▶ **MATERIAL FOR THIS TASK**

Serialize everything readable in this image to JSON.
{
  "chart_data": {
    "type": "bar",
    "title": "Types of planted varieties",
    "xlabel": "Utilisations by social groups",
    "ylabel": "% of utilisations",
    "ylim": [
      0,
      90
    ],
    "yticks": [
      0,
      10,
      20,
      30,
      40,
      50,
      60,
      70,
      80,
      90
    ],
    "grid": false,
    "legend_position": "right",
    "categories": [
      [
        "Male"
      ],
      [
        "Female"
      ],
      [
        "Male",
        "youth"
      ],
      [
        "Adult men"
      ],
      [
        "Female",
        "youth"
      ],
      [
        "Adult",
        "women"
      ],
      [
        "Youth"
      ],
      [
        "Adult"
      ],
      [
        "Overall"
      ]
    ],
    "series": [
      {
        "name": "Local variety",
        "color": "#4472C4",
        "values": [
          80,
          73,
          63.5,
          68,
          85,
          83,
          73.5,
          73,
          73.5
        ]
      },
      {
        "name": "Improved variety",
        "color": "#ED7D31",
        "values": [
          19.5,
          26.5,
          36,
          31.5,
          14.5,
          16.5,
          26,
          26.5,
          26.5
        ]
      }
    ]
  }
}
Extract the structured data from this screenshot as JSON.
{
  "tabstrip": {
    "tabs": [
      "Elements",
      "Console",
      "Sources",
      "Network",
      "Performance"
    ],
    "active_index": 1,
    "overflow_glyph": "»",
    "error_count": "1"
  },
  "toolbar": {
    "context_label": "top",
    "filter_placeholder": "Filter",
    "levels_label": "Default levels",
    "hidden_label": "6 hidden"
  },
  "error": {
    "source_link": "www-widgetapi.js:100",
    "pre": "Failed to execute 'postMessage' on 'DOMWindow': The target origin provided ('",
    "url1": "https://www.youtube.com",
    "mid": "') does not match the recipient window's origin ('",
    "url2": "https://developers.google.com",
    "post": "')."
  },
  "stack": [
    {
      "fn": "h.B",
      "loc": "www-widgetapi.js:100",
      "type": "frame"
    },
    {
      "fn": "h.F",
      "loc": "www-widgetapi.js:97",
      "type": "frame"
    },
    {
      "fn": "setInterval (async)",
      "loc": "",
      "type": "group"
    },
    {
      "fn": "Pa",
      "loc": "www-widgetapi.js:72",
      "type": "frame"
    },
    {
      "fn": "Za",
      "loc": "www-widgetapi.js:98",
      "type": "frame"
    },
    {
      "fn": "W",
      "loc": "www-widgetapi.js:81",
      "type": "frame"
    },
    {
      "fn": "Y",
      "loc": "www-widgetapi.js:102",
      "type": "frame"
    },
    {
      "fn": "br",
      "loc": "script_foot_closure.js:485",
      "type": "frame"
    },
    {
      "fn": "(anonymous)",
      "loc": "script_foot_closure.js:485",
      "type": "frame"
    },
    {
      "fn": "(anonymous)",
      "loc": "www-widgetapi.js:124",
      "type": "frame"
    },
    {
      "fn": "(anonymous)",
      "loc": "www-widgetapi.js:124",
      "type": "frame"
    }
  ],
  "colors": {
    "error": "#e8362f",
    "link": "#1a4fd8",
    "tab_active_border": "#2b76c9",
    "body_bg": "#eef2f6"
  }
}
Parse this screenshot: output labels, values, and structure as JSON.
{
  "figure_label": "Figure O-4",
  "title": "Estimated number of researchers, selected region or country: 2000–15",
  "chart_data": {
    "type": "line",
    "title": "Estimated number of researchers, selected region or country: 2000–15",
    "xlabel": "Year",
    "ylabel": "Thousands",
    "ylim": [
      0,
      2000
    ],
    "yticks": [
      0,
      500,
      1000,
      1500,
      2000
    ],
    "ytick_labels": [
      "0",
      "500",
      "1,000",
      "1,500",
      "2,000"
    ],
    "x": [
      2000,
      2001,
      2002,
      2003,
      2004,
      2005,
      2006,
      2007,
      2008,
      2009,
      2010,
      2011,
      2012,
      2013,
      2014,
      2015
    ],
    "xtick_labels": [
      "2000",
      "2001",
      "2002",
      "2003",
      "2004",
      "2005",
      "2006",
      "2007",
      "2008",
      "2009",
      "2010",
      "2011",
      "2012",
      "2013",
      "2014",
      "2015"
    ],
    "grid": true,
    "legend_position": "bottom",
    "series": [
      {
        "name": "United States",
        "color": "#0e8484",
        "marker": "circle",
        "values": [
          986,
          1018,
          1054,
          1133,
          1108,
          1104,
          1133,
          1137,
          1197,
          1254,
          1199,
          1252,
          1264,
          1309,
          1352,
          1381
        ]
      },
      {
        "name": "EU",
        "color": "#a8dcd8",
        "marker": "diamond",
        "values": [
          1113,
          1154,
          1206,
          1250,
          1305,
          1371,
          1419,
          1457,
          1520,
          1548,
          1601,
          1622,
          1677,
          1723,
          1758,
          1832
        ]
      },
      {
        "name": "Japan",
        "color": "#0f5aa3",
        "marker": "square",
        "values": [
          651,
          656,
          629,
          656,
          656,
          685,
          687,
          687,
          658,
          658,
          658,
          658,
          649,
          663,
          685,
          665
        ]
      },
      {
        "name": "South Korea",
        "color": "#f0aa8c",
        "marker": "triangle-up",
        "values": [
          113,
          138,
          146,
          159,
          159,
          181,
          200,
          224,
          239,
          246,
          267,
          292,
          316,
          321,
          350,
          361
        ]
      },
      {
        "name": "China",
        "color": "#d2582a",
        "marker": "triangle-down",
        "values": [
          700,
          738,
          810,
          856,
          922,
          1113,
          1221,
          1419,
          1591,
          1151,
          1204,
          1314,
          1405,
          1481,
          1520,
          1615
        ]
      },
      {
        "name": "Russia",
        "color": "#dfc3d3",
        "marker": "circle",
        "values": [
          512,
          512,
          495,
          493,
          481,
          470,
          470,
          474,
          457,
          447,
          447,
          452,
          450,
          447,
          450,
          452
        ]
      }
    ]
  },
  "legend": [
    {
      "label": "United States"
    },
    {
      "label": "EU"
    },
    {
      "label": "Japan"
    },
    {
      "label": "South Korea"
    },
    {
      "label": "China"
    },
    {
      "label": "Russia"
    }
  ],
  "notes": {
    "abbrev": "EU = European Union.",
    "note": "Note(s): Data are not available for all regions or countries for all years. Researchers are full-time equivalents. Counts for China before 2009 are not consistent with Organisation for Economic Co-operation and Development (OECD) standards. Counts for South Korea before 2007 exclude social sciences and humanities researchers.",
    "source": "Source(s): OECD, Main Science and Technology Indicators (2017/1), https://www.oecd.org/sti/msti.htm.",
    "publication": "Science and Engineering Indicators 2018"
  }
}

▶ **DIRECTIVE**
Extract every line from the records above that contains the word "United".

▶ **TASK SOLUTION**
        "name": "United States",
      "label": "United States"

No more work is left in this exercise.